[start Records to process]

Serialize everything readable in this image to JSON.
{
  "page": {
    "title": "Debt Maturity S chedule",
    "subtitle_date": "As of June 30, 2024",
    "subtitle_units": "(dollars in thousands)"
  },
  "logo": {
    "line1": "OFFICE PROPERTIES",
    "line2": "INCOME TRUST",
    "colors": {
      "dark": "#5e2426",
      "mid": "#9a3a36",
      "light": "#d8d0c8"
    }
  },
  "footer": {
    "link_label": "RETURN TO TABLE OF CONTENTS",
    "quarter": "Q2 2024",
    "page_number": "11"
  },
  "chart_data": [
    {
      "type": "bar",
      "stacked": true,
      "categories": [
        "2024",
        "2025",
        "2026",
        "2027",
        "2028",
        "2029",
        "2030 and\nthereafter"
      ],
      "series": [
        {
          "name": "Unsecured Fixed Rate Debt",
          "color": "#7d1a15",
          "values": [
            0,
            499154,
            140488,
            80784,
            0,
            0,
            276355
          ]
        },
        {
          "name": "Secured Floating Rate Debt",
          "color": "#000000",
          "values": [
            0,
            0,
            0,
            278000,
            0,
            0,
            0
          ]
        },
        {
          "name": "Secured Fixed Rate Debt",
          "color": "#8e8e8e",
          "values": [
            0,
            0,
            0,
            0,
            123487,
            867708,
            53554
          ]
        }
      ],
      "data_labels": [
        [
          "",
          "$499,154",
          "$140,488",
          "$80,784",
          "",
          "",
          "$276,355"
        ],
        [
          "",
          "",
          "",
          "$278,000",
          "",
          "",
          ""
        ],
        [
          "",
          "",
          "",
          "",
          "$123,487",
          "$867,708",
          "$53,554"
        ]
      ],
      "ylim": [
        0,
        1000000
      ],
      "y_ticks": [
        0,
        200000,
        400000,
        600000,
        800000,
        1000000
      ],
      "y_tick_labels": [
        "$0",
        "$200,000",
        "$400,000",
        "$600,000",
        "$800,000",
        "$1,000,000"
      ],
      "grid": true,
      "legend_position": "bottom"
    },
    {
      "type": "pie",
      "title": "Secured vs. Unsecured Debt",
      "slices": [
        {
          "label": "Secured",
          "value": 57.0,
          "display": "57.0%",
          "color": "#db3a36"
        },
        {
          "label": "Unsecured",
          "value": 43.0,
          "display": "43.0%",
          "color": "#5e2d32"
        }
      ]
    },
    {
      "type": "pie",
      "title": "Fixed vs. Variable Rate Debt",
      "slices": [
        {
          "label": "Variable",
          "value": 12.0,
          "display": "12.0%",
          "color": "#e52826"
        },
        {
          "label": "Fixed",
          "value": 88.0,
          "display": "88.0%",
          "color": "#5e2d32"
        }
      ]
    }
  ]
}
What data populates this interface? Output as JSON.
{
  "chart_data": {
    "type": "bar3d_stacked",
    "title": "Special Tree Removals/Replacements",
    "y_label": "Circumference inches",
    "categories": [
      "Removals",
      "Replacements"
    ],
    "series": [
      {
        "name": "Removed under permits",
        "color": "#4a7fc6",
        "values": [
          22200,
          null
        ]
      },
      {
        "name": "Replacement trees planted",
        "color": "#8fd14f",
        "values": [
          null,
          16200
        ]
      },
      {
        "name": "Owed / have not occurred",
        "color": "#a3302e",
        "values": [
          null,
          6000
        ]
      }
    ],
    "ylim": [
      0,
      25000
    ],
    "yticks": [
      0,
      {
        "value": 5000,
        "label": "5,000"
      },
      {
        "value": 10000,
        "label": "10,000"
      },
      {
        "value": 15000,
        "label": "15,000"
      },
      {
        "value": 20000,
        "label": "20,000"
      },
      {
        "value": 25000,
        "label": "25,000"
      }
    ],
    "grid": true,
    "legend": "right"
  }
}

[end Records to process]

Write out all records exactly, keeping every detail.

Serialize everything readable in this image to JSON.
{
  "page": {
    "title": "Debt Maturity S chedule",
    "subtitle_date": "As of June 30, 2024",
    "subtitle_units": "(dollars in thousands)"
  },
  "logo": {
    "line1": "OFFICE PROPERTIES",
    "line2": "INCOME TRUST",
    "colors": {
      "dark": "#5e2426",
      "mid": "#9a3a36",
      "light": "#d8d0c8"
    }
  },
  "footer": {
    "link_label": "RETURN TO TABLE OF CONTENTS",
    "quarter": "Q2 2024",
    "page_number": "11"
  },
  "chart_data": [
    {
      "type": "bar",
      "stacked": true,
      "categories": [
        "2024",
        "2025",
        "2026",
        "2027",
        "2028",
        "2029",
        "2030 and\nthereafter"
      ],
      "series": [
        {
          "name": "Unsecured Fixed Rate Debt",
          "color": "#7d1a15",
          "values": [
            0,
            499154,
            140488,
            80784,
            0,
            0,
            276355
          ]
        },
        {
          "name": "Secured Floating Rate Debt",
          "color": "#000000",
          "values": [
            0,
            0,
            0,
            278000,
            0,
            0,
            0
          ]
        },
        {
          "name": "Secured Fixed Rate Debt",
          "color": "#8e8e8e",
          "values": [
            0,
            0,
            0,
            0,
            123487,
            867708,
            53554
          ]
        }
      ],
      "data_labels": [
        [
          "",
          "$499,154",
          "$140,488",
          "$80,784",
          "",
          "",
          "$276,355"
        ],
        [
          "",
          "",
          "",
          "$278,000",
          "",
          "",
          ""
        ],
        [
          "",
          "",
          "",
          "",
          "$123,487",
          "$867,708",
          "$53,554"
        ]
      ],
      "ylim": [
        0,
        1000000
      ],
      "y_ticks": [
        0,
        200000,
        400000,
        600000,
        800000,
        1000000
      ],
      "y_tick_labels": [
        "$0",
        "$200,000",
        "$400,000",
        "$600,000",
        "$800,000",
        "$1,000,000"
      ],
      "grid": true,
      "legend_position": "bottom"
    },
    {
      "type": "pie",
      "title": "Secured vs. Unsecured Debt",
      "slices": [
        {
          "label": "Secured",
          "value": 57.0,
          "display": "57.0%",
          "color": "#db3a36"
        },
        {
          "label": "Unsecured",
          "value": 43.0,
          "display": "43.0%",
          "color": "#5e2d32"
        }
      ]
    },
    {
      "type": "pie",
      "title": "Fixed vs. Variable Rate Debt",
      "slices": [
        {
          "label": "Variable",
          "value": 12.0,
          "display": "12.0%",
          "color": "#e52826"
        },
        {
          "label": "Fixed",
          "value": 88.0,
          "display": "88.0%",
          "color": "#5e2d32"
        }
      ]
    }
  ]
}
What data populates this interface? Output as JSON.
{
  "chart_data": {
    "type": "bar3d_stacked",
    "title": "Special Tree Removals/Replacements",
    "y_label": "Circumference inches",
    "categories": [
      "Removals",
      "Replacements"
    ],
    "series": [
      {
        "name": "Removed under permits",
        "color": "#4a7fc6",
        "values": [
          22200,
          null
        ]
      },
      {
        "name": "Replacement trees planted",
        "color": "#8fd14f",
        "values": [
          null,
          16200
        ]
      },
      {
        "name": "Owed / have not occurred",
        "color": "#a3302e",
        "values": [
          null,
          6000
        ]
      }
    ],
    "ylim": [
      0,
      25000
    ],
    "yticks": [
      0,
      {
        "value": 5000,
        "label": "5,000"
      },
      {
        "value": 10000,
        "label": "10,000"
      },
      {
        "value": 15000,
        "label": "15,000"
      },
      {
        "value": 20000,
        "label": "20,000"
      },
      {
        "value": 25000,
        "label": "25,000"
      }
    ],
    "grid": true,
    "legend": "right"
  }
}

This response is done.